SET EXERCISE - Drop the images; return everything else in the listing below exactly.

GIVEN INFORMATION -
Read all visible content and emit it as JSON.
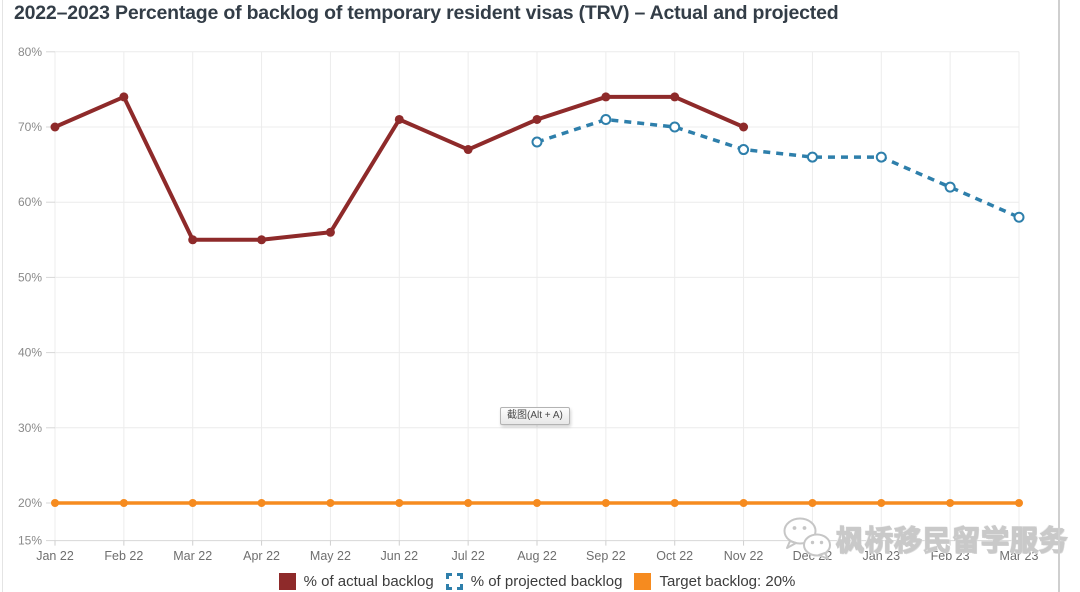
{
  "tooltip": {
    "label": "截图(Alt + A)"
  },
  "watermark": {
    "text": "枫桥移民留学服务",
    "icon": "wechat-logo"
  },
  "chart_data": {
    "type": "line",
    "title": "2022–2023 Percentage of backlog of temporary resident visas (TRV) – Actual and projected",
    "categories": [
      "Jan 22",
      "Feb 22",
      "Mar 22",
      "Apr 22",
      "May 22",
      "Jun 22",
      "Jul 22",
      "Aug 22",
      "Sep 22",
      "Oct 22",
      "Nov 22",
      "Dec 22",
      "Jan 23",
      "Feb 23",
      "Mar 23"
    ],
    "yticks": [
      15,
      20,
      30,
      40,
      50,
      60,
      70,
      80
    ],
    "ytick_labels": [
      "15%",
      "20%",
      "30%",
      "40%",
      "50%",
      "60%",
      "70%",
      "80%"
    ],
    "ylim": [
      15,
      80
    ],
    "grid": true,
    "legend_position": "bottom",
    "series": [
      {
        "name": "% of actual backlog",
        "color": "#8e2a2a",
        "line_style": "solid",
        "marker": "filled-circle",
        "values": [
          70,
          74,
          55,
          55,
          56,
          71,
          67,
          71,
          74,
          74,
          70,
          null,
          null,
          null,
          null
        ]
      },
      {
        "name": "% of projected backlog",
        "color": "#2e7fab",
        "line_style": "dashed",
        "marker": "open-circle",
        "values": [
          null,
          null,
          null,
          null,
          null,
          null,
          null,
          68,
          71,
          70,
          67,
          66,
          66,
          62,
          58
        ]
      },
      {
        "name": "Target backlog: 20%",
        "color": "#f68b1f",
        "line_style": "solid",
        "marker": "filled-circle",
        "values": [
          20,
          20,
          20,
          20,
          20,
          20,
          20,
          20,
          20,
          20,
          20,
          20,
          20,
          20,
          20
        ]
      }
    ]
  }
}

TASK OUTPUT -
Read all visible content and emit it as JSON.
{
  "tooltip": {
    "label": "截图(Alt + A)"
  },
  "watermark": {
    "text": "枫桥移民留学服务",
    "icon": "wechat-logo"
  },
  "chart_data": {
    "type": "line",
    "title": "2022–2023 Percentage of backlog of temporary resident visas (TRV) – Actual and projected",
    "categories": [
      "Jan 22",
      "Feb 22",
      "Mar 22",
      "Apr 22",
      "May 22",
      "Jun 22",
      "Jul 22",
      "Aug 22",
      "Sep 22",
      "Oct 22",
      "Nov 22",
      "Dec 22",
      "Jan 23",
      "Feb 23",
      "Mar 23"
    ],
    "yticks": [
      15,
      20,
      30,
      40,
      50,
      60,
      70,
      80
    ],
    "ytick_labels": [
      "15%",
      "20%",
      "30%",
      "40%",
      "50%",
      "60%",
      "70%",
      "80%"
    ],
    "ylim": [
      15,
      80
    ],
    "grid": true,
    "legend_position": "bottom",
    "series": [
      {
        "name": "% of actual backlog",
        "color": "#8e2a2a",
        "line_style": "solid",
        "marker": "filled-circle",
        "values": [
          70,
          74,
          55,
          55,
          56,
          71,
          67,
          71,
          74,
          74,
          70,
          null,
          null,
          null,
          null
        ]
      },
      {
        "name": "% of projected backlog",
        "color": "#2e7fab",
        "line_style": "dashed",
        "marker": "open-circle",
        "values": [
          null,
          null,
          null,
          null,
          null,
          null,
          null,
          68,
          71,
          70,
          67,
          66,
          66,
          62,
          58
        ]
      },
      {
        "name": "Target backlog: 20%",
        "color": "#f68b1f",
        "line_style": "solid",
        "marker": "filled-circle",
        "values": [
          20,
          20,
          20,
          20,
          20,
          20,
          20,
          20,
          20,
          20,
          20,
          20,
          20,
          20,
          20
        ]
      }
    ]
  }
}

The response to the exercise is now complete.